**Task to complete:** Gather all lines in the entries that include the word "index".

**Data shown:**
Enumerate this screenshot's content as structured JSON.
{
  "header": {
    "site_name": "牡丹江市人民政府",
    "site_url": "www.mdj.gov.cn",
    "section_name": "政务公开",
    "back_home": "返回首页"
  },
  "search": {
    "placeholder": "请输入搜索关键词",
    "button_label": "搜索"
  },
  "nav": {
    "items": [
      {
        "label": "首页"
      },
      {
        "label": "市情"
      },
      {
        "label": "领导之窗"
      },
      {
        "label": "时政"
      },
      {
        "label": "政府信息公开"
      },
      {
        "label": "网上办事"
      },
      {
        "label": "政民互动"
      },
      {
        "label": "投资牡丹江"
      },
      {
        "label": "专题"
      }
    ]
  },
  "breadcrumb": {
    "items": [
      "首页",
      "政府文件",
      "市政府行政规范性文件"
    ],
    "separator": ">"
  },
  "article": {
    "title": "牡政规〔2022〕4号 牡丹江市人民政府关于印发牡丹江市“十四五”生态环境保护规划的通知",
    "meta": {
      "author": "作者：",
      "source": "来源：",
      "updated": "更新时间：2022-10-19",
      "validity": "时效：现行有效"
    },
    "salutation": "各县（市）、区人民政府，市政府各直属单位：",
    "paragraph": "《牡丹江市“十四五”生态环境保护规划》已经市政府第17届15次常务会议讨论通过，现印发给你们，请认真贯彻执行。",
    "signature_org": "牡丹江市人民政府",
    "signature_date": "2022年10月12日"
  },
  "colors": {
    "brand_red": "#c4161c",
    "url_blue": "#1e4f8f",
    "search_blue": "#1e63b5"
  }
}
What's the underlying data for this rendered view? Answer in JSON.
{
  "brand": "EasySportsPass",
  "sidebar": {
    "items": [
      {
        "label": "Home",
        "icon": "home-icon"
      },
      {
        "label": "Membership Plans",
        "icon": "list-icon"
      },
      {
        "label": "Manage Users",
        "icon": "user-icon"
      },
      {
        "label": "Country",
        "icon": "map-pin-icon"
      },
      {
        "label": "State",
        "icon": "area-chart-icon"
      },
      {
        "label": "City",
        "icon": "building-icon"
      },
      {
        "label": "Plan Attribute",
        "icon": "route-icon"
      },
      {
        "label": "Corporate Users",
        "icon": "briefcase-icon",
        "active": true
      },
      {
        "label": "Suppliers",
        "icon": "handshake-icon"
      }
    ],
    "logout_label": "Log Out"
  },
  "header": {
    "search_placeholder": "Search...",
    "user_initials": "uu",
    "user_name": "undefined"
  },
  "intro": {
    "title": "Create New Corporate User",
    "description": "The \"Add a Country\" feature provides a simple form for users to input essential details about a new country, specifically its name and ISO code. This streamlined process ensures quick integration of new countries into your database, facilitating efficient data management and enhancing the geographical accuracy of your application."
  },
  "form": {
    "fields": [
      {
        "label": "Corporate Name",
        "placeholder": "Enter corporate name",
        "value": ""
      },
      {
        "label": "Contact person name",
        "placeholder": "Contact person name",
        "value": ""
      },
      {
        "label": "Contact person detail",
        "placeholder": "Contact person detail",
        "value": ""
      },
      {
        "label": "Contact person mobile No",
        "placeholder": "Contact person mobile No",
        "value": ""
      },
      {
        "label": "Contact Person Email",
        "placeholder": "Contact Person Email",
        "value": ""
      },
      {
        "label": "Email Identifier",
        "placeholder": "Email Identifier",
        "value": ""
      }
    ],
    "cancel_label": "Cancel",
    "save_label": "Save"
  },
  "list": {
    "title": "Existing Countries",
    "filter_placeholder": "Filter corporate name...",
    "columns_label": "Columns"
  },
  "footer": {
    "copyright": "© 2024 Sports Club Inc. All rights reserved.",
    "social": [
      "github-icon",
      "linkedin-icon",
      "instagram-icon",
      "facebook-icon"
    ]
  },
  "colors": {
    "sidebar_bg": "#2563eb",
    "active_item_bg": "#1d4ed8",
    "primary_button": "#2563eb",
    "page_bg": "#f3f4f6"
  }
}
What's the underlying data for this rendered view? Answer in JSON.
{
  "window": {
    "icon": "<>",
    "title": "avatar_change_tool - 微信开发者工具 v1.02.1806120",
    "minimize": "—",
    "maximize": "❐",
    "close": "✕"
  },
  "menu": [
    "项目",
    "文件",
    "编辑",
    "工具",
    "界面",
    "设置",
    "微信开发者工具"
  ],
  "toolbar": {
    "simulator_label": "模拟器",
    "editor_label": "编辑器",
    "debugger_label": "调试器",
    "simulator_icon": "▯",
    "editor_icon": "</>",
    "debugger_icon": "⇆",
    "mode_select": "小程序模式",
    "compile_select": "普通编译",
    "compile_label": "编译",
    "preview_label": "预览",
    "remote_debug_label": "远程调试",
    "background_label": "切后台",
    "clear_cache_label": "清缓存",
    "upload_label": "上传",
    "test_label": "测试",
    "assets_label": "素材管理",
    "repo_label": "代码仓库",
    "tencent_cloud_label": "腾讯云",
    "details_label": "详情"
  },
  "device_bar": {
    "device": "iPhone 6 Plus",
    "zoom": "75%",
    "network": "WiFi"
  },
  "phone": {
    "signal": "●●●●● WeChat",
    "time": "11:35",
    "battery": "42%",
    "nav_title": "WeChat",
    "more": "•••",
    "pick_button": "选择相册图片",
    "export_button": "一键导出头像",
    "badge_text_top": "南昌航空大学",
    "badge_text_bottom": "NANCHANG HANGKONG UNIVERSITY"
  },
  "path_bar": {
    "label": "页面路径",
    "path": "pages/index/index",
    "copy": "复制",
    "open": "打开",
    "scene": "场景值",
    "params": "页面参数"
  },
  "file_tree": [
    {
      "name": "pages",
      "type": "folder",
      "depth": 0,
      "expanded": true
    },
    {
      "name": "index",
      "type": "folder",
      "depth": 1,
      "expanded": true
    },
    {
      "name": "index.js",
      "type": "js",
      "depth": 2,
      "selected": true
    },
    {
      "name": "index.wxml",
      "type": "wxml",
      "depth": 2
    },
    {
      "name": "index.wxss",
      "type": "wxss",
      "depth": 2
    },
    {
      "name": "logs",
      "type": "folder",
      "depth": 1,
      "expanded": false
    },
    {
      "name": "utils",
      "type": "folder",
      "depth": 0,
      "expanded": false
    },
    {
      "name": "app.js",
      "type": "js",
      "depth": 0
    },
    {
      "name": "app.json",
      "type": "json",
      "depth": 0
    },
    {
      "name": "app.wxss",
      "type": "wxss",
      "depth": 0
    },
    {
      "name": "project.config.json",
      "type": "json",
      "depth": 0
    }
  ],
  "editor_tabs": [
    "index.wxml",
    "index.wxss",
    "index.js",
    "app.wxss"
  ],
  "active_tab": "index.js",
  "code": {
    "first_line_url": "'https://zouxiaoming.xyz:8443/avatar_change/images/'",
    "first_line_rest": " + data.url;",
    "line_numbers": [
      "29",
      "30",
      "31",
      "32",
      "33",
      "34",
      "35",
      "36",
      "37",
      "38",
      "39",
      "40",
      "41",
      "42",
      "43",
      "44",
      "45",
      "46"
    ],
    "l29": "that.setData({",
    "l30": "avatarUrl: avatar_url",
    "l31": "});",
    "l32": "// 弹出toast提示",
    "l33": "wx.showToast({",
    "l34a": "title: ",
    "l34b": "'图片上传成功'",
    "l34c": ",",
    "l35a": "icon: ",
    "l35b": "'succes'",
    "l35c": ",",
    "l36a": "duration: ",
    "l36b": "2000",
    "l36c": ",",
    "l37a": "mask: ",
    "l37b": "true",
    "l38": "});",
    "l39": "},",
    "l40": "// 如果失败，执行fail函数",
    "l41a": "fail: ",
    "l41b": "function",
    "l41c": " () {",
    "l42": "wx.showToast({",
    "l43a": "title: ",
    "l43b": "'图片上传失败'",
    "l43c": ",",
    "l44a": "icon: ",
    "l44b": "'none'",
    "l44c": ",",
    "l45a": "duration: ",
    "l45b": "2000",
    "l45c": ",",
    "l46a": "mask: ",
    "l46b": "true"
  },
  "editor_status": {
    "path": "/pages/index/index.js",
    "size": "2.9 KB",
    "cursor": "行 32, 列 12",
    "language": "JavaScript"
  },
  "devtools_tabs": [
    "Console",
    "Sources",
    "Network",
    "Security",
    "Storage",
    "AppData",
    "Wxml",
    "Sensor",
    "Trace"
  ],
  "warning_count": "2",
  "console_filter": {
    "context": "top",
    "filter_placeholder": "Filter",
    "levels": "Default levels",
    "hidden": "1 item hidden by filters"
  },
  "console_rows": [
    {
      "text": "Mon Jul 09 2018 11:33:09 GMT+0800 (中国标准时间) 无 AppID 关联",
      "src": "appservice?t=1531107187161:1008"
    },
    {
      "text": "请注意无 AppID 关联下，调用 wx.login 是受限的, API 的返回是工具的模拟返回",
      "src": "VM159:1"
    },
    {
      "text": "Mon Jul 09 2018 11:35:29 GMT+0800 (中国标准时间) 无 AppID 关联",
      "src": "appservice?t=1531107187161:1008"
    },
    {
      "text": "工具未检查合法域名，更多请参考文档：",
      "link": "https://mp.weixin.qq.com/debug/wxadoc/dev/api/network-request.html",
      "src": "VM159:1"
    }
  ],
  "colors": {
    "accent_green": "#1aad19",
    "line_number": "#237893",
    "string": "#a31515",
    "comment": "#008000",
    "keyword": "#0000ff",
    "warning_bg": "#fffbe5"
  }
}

**Complete output:**
    "path": "pages/index/index",
      "name": "index",
      "name": "index.js",
      "name": "index.wxml",
      "name": "index.wxss",
    "index.wxml",
    "index.wxss",
    "index.js",
  "active_tab": "index.js",
    "path": "/pages/index/index.js",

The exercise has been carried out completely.